Requirement
Return the lines beginning at the one that contains "What's the underlying" and continuing to the end of the entries, including both ends, exactly as written and nothing else.

Listed entries

------

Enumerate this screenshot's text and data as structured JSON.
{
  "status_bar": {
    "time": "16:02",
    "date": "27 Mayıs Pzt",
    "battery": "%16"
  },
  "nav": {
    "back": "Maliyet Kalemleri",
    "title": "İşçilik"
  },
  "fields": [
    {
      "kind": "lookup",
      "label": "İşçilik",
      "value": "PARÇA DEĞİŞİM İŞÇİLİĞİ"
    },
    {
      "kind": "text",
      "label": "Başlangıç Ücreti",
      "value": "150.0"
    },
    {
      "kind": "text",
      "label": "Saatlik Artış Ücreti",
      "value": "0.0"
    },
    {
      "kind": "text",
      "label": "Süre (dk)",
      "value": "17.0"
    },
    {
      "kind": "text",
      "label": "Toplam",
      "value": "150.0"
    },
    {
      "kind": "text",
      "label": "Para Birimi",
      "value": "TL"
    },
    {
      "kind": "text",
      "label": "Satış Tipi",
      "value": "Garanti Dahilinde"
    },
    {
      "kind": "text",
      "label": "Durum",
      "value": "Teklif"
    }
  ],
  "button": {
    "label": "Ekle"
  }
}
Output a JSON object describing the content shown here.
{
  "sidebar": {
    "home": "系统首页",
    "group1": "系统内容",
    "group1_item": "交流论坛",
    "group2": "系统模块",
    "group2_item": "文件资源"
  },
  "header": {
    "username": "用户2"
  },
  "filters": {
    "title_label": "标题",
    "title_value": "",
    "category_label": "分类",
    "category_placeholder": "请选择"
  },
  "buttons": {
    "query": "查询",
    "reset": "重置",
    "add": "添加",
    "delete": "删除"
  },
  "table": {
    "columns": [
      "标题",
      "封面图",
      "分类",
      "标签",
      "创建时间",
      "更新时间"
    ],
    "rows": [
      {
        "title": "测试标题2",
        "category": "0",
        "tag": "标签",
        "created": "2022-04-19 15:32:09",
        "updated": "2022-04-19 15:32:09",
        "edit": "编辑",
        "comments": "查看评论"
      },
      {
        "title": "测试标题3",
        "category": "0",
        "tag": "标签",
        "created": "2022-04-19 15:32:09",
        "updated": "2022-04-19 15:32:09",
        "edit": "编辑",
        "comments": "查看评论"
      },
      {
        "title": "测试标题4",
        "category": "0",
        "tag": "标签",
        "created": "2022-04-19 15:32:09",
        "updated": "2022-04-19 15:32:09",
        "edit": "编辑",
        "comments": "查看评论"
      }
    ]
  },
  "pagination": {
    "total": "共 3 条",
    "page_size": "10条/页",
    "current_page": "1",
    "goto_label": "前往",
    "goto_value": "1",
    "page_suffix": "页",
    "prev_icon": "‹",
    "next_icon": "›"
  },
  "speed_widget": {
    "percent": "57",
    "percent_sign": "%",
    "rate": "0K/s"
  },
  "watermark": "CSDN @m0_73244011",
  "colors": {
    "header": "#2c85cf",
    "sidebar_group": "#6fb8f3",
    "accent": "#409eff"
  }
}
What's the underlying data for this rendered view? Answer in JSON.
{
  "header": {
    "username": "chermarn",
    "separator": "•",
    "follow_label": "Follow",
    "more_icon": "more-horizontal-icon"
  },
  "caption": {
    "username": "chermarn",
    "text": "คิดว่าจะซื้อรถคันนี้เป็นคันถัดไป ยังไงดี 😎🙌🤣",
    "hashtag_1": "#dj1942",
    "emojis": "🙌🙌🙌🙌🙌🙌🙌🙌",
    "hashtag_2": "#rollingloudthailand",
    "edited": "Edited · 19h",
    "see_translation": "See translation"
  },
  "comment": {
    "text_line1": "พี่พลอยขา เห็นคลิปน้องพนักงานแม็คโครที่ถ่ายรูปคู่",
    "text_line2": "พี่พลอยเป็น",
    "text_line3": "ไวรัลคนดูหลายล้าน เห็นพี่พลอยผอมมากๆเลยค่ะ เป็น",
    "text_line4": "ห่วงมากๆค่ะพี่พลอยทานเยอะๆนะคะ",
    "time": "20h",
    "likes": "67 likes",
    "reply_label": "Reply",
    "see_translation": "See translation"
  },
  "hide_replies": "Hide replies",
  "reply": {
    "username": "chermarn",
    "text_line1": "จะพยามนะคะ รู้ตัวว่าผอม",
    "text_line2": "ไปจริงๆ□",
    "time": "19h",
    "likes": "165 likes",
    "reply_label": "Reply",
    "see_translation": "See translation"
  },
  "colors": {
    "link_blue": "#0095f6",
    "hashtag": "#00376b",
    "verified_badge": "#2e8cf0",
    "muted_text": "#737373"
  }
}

------

Output
What's the underlying data for this rendered view? Answer in JSON.
{
  "header": {
    "username": "chermarn",
    "separator": "•",
    "follow_label": "Follow",
    "more_icon": "more-horizontal-icon"
  },
  "caption": {
    "username": "chermarn",
    "text": "คิดว่าจะซื้อรถคันนี้เป็นคันถัดไป ยังไงดี 😎🙌🤣",
    "hashtag_1": "#dj1942",
    "emojis": "🙌🙌🙌🙌🙌🙌🙌🙌",
    "hashtag_2": "#rollingloudthailand",
    "edited": "Edited · 19h",
    "see_translation": "See translation"
  },
  "comment": {
    "text_line1": "พี่พลอยขา เห็นคลิปน้องพนักงานแม็คโครที่ถ่ายรูปคู่",
    "text_line2": "พี่พลอยเป็น",
    "text_line3": "ไวรัลคนดูหลายล้าน เห็นพี่พลอยผอมมากๆเลยค่ะ เป็น",
    "text_line4": "ห่วงมากๆค่ะพี่พลอยทานเยอะๆนะคะ",
    "time": "20h",
    "likes": "67 likes",
    "reply_label": "Reply",
    "see_translation": "See translation"
  },
  "hide_replies": "Hide replies",
  "reply": {
    "username": "chermarn",
    "text_line1": "จะพยามนะคะ รู้ตัวว่าผอม",
    "text_line2": "ไปจริงๆ□",
    "time": "19h",
    "likes": "165 likes",
    "reply_label": "Reply",
    "see_translation": "See translation"
  },
  "colors": {
    "link_blue": "#0095f6",
    "hashtag": "#00376b",
    "verified_badge": "#2e8cf0",
    "muted_text": "#737373"
  }
}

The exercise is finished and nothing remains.